— Text under study —
The Pain of Loving Others

I lost my closest friend to lung cancer 16 years ago this summer. I wasn’t with her the hour she died but I was at her bedside in the days just before. I was completely helpless as she slipped away. All I could do was wait, and love, and pray and later cry.

The pain of her death will never completely go away. I don’t think about it every minute, not even every day anymore. But it’s lurking there in the background of my existence, a great sorrow joining in the dull ache of missing others I have lost.

I believe grief isn’t something we ever get over. We aren’t meant to. It’s remains there as one of living’s hallmarks that gets etched upon our hearts and souls and takes its place in changing us and sculpting who we eventually turn out to be.

I survived breast cancer 27 years ago. What might have been a sad stumbling block for those who cared about me turned into a much happier ending for them and a wake- up call to discover the truth and meaning of my own existence for me.

That adventure and the age we live in have brought me to a lonely place and led me to the point where choosing to care about others propels me to be proactive and reach out. I always do so awkwardly, never quite able to find the right words or gestures—but I try. It means rising from the numbness of resting comfortably in 21st century isolation with its thousands of media distractions and choosing instead to risk rejection and ridicule.

And as I do, I have to answer each time the very same question: Do I choose to care and hope to love and accept that it will end in loss someday and I will feel the pain of grief and tears yet again? Do I open my heart to that future ache to become close to others despite what I know awaits?

Or should I become something not quite human, stone cold, perhaps, like the singer in Simon & Garfunkel’s “I Am a Rock” cynically observing “if I never loved I never would have cried.”

— Study questions —
- a) In the essay on loving others, what does the writer say were the only things they could do while their closest friend slipped away?
- b) How would you translate this sentence from the essay on loving others into Spanish: "I believe grief isn’t something we ever get over."

[Source data]
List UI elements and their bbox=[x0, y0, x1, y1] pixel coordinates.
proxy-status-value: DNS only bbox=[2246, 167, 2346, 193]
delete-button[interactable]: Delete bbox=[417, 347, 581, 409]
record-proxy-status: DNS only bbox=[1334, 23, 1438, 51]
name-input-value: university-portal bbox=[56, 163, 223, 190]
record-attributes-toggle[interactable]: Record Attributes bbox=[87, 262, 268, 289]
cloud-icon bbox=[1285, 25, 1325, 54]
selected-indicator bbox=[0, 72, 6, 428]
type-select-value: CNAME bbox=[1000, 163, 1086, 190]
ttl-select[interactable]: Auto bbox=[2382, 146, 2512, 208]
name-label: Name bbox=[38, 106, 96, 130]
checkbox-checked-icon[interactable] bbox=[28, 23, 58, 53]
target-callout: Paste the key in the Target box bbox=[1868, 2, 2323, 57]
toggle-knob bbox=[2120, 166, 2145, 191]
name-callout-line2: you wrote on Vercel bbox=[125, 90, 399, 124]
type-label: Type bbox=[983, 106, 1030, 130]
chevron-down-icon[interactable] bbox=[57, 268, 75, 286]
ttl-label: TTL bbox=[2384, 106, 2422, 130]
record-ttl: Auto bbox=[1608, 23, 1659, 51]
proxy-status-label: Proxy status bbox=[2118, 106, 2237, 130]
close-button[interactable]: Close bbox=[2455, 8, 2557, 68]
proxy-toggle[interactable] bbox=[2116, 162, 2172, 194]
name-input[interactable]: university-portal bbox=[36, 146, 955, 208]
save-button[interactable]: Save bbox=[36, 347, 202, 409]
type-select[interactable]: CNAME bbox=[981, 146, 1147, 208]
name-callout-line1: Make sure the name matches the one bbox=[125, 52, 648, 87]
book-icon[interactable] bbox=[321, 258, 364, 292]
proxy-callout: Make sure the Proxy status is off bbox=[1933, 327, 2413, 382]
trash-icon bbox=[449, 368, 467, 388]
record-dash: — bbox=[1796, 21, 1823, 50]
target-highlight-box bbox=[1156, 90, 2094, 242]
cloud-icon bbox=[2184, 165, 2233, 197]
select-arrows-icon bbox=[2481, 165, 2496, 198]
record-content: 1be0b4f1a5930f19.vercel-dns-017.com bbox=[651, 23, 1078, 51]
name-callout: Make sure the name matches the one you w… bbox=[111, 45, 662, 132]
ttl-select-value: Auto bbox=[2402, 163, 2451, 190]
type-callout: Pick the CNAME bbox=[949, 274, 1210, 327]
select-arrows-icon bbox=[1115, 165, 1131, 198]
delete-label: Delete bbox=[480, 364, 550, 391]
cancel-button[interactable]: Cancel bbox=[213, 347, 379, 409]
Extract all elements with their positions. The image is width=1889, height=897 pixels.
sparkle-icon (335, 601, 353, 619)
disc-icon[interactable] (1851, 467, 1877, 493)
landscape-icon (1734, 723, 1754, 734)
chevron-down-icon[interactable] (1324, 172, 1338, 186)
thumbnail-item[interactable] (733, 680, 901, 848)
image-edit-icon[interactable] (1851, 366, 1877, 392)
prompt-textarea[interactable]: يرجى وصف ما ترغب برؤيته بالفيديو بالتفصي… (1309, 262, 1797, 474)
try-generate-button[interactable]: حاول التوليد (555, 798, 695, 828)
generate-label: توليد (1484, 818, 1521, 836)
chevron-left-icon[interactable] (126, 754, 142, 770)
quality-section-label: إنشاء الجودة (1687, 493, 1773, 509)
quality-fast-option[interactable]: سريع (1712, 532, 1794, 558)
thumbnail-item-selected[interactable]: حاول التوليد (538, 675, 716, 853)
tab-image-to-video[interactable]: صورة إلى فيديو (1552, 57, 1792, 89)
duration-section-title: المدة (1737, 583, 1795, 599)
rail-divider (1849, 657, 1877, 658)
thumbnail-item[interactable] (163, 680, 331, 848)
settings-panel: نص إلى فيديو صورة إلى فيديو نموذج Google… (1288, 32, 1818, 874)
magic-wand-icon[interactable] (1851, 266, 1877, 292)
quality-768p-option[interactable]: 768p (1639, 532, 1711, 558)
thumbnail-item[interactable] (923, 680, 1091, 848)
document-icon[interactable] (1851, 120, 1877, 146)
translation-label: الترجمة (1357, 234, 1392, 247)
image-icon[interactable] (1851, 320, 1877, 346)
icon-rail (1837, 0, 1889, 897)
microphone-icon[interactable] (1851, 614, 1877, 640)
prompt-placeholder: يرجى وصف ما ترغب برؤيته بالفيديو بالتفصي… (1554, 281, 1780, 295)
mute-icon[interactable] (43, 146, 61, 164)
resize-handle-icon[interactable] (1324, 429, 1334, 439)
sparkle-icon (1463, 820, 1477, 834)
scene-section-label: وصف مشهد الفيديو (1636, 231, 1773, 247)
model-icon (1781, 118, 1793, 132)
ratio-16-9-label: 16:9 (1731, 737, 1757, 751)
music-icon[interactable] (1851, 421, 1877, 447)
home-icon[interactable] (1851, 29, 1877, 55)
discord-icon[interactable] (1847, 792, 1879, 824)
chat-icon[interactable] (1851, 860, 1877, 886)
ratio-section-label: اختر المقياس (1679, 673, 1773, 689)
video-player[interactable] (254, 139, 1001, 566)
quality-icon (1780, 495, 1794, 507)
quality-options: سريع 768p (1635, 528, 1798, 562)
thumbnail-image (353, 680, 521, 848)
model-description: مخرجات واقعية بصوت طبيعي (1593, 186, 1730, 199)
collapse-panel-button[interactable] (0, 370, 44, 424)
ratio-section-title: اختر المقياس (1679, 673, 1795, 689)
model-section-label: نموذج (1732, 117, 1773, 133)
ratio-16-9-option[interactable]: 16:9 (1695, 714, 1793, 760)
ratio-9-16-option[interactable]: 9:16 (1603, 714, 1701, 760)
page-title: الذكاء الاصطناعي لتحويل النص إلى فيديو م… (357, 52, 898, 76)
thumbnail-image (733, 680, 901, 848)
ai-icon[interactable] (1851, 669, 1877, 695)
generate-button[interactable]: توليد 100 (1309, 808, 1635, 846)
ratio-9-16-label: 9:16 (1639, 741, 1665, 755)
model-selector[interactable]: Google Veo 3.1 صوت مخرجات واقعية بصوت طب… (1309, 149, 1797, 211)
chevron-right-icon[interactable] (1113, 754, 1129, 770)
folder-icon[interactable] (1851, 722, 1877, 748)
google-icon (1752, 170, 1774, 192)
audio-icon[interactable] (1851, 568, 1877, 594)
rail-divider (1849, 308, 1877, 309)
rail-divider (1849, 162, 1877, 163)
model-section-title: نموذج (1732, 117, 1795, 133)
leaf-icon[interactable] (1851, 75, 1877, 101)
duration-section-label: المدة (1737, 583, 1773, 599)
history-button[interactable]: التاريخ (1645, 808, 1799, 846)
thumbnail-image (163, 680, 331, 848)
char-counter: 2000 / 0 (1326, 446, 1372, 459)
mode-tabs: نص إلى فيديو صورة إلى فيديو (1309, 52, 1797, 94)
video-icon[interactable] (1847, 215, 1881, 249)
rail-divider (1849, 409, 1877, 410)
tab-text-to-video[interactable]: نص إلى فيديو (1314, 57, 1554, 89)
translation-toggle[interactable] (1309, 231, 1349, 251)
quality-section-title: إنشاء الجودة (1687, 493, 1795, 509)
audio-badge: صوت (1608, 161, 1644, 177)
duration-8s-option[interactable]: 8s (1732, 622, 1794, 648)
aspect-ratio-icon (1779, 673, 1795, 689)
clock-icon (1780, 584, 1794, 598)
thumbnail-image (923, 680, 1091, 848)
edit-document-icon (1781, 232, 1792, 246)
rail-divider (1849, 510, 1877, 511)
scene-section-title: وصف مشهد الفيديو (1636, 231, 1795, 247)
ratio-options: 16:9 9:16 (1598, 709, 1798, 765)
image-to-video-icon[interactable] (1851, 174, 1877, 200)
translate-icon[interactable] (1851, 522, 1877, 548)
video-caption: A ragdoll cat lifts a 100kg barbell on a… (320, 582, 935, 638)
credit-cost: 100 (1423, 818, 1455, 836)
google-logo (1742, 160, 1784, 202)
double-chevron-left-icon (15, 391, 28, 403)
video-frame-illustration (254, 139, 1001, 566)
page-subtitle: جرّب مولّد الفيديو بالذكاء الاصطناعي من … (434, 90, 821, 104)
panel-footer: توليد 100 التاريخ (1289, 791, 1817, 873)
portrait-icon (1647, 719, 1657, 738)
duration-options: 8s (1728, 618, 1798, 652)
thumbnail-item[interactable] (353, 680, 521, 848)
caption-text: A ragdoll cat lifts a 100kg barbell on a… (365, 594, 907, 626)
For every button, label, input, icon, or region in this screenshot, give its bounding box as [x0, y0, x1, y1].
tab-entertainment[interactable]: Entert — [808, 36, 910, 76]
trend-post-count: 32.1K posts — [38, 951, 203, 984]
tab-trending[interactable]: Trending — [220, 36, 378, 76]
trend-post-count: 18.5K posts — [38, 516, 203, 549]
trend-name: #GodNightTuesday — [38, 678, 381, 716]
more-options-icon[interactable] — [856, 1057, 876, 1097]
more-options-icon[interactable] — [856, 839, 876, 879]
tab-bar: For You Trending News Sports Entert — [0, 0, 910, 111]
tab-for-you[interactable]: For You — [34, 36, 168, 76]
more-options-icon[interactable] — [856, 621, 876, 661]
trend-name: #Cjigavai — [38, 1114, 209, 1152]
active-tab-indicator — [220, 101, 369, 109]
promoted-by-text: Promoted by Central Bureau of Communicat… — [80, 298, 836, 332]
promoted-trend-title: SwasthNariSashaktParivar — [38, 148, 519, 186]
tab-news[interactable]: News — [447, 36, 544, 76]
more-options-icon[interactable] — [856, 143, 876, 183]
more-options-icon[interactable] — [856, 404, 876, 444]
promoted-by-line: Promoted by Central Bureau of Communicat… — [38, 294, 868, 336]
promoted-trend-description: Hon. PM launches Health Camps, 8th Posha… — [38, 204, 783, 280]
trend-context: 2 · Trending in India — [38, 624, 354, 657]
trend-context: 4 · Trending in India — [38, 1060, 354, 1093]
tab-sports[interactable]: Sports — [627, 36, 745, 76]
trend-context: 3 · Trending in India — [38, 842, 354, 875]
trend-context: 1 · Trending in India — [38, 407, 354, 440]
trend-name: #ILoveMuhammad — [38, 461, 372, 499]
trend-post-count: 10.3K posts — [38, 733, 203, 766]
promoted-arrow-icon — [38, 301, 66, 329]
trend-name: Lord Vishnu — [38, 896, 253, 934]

— Exercise answers —
- a) Wait, love, pray, and later cry.

- b) Creo que el duelo no es algo que lleguemos a superar nunca.